■ OBJECTIVE 1:
Answer these questions from the annotation of Under the Volcano:
(a) On what day and in what year does the novel's action take place?
(b) Who annotated the entry, and on what date?
(c) What is the Consul's given name?
■ OBJECTIVE 2: Update the passage of the Under the Volcano annotation starting with "Flashback by flashback, the" and going on through "three primary characters.", putting "dreamlike" in place of "surrealistic".
■ OBJECTIVE 3: List every character the Under the Volcano annotation mentions by name.

■ SELECTION:
•••••
Under the Volcano

Lowry, Malcolm

Primary Category: Literature / Fiction

Genre: Novel

Annotated by:
Willms, Janice
  • Date of entry: Aug-16-2001

Summary

The action of this stream-of-consciousness novel takes place over one day--the Day of the Dead--1938, in a remote village in Mexico. The novel opens with a conversation between two who reminisce about the Consul who died one year ago. Thence the work takes the reader back to the preceding year and the principals about whom the story evolves. The Consul (Geoffrey), his former wife Yvonne, his half brother Hugh, and a smattering of characters resonating in the Consul's past come together with some dream or fantasy about reconstructing a life that has been cast asunder by the Consul's alcoholism.

Flashback by flashback, the reader is apprised of the former lives of the central characters as they move together through a surrealistic day in search of some anchor to which they may attach their ill-fated, but obsessively conjoined, lives. Much of the day is mired in the Consul's alcoholic hallucinosis and the reader is challenged to sort the reality from the fantasy as the day ends in tragedy for two of the three primary characters.
•••••
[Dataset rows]
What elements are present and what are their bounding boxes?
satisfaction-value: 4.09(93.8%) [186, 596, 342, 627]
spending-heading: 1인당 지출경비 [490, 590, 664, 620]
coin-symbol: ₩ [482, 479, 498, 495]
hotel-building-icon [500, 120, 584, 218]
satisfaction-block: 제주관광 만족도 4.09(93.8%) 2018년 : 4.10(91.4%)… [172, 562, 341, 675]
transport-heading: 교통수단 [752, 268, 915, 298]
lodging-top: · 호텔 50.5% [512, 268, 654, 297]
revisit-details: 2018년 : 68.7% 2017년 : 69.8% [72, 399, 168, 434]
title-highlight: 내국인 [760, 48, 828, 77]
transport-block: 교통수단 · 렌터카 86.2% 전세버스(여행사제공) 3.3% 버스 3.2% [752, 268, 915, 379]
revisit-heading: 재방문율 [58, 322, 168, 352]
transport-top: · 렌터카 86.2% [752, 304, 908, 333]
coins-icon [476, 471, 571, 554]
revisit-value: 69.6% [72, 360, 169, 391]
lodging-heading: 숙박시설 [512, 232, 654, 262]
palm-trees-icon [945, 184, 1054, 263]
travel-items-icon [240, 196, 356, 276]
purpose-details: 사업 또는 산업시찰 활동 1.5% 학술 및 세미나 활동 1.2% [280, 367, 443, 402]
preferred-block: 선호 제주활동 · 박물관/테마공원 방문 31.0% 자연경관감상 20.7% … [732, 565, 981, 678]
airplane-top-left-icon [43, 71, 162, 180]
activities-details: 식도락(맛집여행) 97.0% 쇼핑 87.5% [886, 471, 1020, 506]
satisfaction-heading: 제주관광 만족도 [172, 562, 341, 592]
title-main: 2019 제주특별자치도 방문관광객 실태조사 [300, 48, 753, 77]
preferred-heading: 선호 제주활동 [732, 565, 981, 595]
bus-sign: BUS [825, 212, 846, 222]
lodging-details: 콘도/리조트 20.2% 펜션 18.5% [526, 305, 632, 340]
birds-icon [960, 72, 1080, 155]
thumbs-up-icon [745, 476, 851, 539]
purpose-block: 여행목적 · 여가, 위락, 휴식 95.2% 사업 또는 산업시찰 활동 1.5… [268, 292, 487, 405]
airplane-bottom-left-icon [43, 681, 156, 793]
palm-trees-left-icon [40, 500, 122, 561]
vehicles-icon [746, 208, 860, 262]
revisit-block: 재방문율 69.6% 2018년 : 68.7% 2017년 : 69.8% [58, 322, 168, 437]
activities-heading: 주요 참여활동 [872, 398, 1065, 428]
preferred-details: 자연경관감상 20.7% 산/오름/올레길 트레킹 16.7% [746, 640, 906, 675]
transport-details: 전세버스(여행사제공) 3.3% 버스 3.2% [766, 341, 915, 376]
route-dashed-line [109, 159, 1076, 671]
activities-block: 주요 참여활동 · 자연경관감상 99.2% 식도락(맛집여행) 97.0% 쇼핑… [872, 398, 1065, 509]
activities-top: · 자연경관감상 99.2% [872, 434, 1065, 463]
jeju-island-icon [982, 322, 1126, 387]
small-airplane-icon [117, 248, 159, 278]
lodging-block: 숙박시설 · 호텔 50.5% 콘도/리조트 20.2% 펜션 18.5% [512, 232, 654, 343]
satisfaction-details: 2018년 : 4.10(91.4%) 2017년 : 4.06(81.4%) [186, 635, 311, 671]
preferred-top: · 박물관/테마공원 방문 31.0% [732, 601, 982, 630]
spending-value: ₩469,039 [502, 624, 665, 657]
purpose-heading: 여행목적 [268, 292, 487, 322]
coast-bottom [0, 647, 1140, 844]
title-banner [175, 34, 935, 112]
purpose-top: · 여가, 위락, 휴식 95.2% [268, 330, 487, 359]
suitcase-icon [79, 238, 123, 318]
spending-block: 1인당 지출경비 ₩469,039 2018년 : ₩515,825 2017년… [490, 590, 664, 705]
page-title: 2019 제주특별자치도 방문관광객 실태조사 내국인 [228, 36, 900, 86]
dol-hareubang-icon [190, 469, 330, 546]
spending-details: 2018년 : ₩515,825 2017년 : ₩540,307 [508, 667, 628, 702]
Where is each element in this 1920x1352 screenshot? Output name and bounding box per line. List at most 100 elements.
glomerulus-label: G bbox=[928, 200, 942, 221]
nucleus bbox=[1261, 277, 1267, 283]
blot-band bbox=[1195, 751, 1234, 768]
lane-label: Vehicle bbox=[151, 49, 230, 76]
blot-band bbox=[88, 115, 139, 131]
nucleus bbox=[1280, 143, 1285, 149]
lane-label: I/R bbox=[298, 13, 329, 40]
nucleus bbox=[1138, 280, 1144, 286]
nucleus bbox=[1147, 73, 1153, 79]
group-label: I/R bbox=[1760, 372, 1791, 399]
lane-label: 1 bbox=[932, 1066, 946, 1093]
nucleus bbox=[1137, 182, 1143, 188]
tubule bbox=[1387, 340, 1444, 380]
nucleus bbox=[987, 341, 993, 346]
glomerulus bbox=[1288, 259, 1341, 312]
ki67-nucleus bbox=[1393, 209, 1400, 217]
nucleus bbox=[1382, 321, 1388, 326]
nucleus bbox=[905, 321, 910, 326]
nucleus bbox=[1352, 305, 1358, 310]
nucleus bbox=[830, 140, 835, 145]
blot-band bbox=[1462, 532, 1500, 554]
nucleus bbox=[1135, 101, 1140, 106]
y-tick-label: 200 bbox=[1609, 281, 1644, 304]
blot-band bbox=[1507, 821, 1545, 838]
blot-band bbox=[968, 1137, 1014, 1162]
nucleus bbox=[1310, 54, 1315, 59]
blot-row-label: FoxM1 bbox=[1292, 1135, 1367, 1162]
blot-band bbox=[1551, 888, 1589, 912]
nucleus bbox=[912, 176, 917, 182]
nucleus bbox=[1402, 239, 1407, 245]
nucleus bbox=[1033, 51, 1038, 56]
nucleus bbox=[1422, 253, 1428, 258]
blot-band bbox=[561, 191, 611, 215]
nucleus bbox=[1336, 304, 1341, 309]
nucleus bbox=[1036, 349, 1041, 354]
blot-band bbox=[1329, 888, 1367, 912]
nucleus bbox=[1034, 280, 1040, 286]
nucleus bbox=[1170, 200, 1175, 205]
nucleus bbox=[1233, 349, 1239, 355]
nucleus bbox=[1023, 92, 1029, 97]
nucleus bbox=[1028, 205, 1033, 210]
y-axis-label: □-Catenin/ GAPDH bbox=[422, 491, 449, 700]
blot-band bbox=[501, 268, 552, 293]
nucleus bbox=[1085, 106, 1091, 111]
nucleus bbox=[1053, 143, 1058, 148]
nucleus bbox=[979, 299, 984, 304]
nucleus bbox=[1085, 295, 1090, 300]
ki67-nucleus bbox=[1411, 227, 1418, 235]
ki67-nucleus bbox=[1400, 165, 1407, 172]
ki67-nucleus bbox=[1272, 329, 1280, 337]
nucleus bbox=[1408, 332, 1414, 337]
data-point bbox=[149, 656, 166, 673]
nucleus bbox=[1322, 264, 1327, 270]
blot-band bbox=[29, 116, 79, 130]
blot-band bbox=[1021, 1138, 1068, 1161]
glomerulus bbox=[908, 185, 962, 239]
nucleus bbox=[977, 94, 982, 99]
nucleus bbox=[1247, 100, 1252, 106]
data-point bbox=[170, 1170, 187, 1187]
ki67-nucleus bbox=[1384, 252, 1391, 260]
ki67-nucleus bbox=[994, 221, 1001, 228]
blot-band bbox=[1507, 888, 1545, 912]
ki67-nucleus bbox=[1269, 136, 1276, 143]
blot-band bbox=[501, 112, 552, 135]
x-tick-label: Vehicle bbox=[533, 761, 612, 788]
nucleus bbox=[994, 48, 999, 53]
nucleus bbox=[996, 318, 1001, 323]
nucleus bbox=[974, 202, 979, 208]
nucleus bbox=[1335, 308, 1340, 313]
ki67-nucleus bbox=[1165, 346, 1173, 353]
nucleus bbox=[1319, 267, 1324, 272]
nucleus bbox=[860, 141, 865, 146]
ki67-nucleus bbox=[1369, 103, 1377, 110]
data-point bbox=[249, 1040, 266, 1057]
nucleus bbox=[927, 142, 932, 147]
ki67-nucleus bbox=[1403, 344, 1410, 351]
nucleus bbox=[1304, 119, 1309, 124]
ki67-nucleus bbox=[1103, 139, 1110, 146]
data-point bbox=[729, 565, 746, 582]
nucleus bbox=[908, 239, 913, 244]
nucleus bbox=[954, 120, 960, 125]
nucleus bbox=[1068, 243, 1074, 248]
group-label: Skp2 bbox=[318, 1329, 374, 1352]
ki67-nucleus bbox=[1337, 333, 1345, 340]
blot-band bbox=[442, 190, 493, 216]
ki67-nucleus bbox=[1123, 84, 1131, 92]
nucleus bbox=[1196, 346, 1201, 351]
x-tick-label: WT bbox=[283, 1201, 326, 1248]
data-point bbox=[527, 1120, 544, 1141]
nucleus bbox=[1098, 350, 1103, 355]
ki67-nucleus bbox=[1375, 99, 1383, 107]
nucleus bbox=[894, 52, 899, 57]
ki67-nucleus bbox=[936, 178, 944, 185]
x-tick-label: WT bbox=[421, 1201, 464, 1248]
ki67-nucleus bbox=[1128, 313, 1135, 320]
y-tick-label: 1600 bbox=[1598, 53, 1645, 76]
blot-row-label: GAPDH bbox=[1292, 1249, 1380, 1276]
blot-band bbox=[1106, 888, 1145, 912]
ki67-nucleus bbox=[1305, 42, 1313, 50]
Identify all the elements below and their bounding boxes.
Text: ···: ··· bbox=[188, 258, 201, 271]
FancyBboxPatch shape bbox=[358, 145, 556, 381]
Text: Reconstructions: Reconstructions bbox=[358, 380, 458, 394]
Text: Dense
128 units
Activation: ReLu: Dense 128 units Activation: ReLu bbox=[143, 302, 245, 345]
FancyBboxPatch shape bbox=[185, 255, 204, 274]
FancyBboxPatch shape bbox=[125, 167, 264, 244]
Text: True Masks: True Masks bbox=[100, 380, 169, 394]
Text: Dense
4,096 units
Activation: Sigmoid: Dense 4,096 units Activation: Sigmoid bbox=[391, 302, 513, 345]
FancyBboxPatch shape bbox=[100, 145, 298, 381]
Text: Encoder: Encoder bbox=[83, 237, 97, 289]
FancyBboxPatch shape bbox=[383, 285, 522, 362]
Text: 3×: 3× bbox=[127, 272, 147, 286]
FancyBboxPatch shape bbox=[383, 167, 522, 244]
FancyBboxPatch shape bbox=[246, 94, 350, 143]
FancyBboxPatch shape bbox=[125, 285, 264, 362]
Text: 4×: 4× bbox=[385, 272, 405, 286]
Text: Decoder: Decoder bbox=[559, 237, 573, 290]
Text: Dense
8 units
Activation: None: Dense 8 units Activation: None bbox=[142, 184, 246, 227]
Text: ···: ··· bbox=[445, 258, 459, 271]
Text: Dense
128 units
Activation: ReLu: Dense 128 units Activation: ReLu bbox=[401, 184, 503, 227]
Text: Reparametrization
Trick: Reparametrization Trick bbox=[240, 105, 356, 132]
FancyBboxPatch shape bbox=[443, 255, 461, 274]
•••••
■ WRITTEN REPLY 1:
(a) The Day of the Dead, 1938.
(b) Janice Willms, on Aug-16-2001.
(c) Geoffrey.

■ WRITTEN REPLY 2:
Flashback by flashback, the reader is apprised of the former lives of the central characters as they move together through a dreamlike day in search of some anchor to which they may attach their ill-fated, but obsessively conjoined, lives. Much of the day is mired in the Consul's alcoholic hallucinosis and the reader is challenged to sort the reality from the fantasy as the day ends in tragedy for two of the three primary characters.

■ WRITTEN REPLY 3:
The Consul (Geoffrey)
Yvonne
Hugh